** Problems and tasks **
1. Answer these questions from the passage on parallel experiment runs:
(a) How many processes does running with the --parallel 4 argument spawn?
(b) What happens after all processes complete?
(c) What does using multiprocessing create to keep the processes from stepping on each other?
2. In the passage on parallel experiment runs, duplicate the stretch from "# with a final" through "the --parallel-mode flag.".
3. Translate this sentence from the passage on parallel experiment runs into Spanish: "After all processes complete, the experiment is run again with all parameter sets."

** Provided passage **
<<<<

Running an experiment with the --parallel 4 argument will divide up the entire list of parameter sets into four ranges of global argument indices, spawn four processes, and run the experiment in each, passing in the range for that process. After all processes complete, the experiment is run again with all parameter sets. The idea is that, assuming caching is done in every important stage, all relevant data for each stage in the full run has already been cached from the individual runs done via multiprocessing, and so only final aggregate stages need to be re-run against the full set of records.

This approach is very loosely equivalent to the below commands, assuming the parameters file returns 8 argsets:

A loose interpretation of what the parallel flag does, if it were done manually via separate commands.
experiment [EXPERIMENT_FILE] -p [PARAMS_FILE] --parallel 4

# the above translates* into running the following in separate processes:

experiment [EXPERIMENT_FILE] -p [PARAMS_FILE] --parallel-mode --global-indices 0-2
experiment [EXPERIMENT_FILE] -p [PARAMS_FILE] --parallel-mode --global-indices 2-4
experiment [EXPERIMENT_FILE] -p [PARAMS_FILE] --parallel-mode --global-indices 4-6
experiment [EXPERIMENT_FILE] -p [PARAMS_FILE] --parallel-mode --global-indices 6-8

# with a final full run to handle the report and any aggregate stages:

experiment [EXPERIMENT_FILE] -p [PARAMS_FILE]

Note that running the above commands is not actually equivalent to running the experiment with --parallel. Using multiprocessing creates lock and queue variables that are used to ensure the processes aren’t stepping on each other, which can occur if you attempt to manually run these in parallel using the --parallel-mode flag.

In order for parallel runs to be effective, there are a few assumptions about the experiments:

  • There are few/low-compute-intensity aggregate stages towards the end of the experiment. Usually these are only done for final comparison/result analysis steps.

>>>>

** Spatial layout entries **
<<<<

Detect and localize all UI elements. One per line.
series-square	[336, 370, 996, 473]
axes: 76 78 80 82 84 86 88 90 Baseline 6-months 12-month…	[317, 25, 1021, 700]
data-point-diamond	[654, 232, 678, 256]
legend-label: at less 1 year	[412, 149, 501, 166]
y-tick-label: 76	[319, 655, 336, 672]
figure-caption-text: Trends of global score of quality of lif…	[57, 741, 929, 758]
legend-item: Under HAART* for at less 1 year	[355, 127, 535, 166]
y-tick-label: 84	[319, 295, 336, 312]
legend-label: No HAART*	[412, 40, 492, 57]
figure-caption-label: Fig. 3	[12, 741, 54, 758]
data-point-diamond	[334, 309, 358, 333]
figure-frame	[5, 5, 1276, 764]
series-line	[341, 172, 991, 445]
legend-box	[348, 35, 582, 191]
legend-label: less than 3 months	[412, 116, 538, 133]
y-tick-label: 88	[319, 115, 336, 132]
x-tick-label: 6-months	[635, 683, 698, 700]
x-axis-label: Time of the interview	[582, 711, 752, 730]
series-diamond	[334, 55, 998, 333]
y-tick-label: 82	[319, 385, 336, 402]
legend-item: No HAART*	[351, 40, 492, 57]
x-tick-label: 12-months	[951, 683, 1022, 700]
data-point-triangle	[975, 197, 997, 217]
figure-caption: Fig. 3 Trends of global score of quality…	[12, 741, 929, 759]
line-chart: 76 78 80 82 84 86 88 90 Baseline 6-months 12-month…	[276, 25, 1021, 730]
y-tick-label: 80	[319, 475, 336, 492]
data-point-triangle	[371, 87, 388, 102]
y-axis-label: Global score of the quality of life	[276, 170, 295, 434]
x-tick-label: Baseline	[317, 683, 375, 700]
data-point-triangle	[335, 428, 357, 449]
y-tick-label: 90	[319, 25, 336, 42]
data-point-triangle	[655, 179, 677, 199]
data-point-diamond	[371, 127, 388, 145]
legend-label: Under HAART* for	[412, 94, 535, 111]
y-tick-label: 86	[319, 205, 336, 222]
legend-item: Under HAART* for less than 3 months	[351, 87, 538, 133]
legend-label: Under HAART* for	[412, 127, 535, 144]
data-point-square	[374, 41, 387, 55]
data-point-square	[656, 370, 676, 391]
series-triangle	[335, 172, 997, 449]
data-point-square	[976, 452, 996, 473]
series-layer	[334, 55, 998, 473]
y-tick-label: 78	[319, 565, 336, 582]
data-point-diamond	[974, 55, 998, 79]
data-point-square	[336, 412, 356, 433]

>>>>

** Solved tasks **
1.
(a) Four processes.
(b) The experiment is run again with all parameter sets.
(c) Lock and queue variables.

2.
# with a final full run to handle the report and any aggregate stages:

experiment [EXPERIMENT_FILE] -p [PARAMS_FILE]

Note that running the above commands is not actually equivalent to running the experiment with --parallel. Using multiprocessing creates lock and queue variables that are used to ensure the processes aren’t stepping on each other, which can occur if you attempt to manually run these in parallel using the --parallel-mode flag.

3. Después de que todos los procesos terminan, el experimento se ejecuta de nuevo con todos los conjuntos de parámetros.